EXERCISE REQUIREMENTS
All entries must be extracted exactly, with nothing added or dropped.

════════════════════

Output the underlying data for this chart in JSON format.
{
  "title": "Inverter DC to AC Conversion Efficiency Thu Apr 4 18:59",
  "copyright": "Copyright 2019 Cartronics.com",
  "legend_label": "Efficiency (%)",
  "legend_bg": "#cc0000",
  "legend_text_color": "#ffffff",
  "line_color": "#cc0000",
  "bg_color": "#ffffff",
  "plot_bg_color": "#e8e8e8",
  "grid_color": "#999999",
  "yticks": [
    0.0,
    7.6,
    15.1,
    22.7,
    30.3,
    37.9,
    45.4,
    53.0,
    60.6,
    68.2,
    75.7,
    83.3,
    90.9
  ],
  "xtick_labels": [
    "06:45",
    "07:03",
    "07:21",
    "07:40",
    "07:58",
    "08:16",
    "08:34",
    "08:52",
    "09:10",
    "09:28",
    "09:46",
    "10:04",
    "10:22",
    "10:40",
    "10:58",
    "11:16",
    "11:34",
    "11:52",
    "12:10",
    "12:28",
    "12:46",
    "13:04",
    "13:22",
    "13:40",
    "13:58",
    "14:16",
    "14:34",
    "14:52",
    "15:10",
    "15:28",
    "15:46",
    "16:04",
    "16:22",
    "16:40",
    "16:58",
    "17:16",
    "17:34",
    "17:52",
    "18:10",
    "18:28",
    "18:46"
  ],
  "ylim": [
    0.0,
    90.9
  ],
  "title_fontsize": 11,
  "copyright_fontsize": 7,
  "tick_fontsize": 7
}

════════════════════

EXERCISE RESULT
Output the underlying data for this chart in JSON format.
{
  "title": "Inverter DC to AC Conversion Efficiency Thu Apr 4 18:59",
  "copyright": "Copyright 2019 Cartronics.com",
  "legend_label": "Efficiency (%)",
  "legend_bg": "#cc0000",
  "legend_text_color": "#ffffff",
  "line_color": "#cc0000",
  "bg_color": "#ffffff",
  "plot_bg_color": "#e8e8e8",
  "grid_color": "#999999",
  "yticks": [
    0.0,
    7.6,
    15.1,
    22.7,
    30.3,
    37.9,
    45.4,
    53.0,
    60.6,
    68.2,
    75.7,
    83.3,
    90.9
  ],
  "xtick_labels": [
    "06:45",
    "07:03",
    "07:21",
    "07:40",
    "07:58",
    "08:16",
    "08:34",
    "08:52",
    "09:10",
    "09:28",
    "09:46",
    "10:04",
    "10:22",
    "10:40",
    "10:58",
    "11:16",
    "11:34",
    "11:52",
    "12:10",
    "12:28",
    "12:46",
    "13:04",
    "13:22",
    "13:40",
    "13:58",
    "14:16",
    "14:34",
    "14:52",
    "15:10",
    "15:28",
    "15:46",
    "16:04",
    "16:22",
    "16:40",
    "16:58",
    "17:16",
    "17:34",
    "17:52",
    "18:10",
    "18:28",
    "18:46"
  ],
  "ylim": [
    0.0,
    90.9
  ],
  "title_fontsize": 11,
  "copyright_fontsize": 7,
  "tick_fontsize": 7
}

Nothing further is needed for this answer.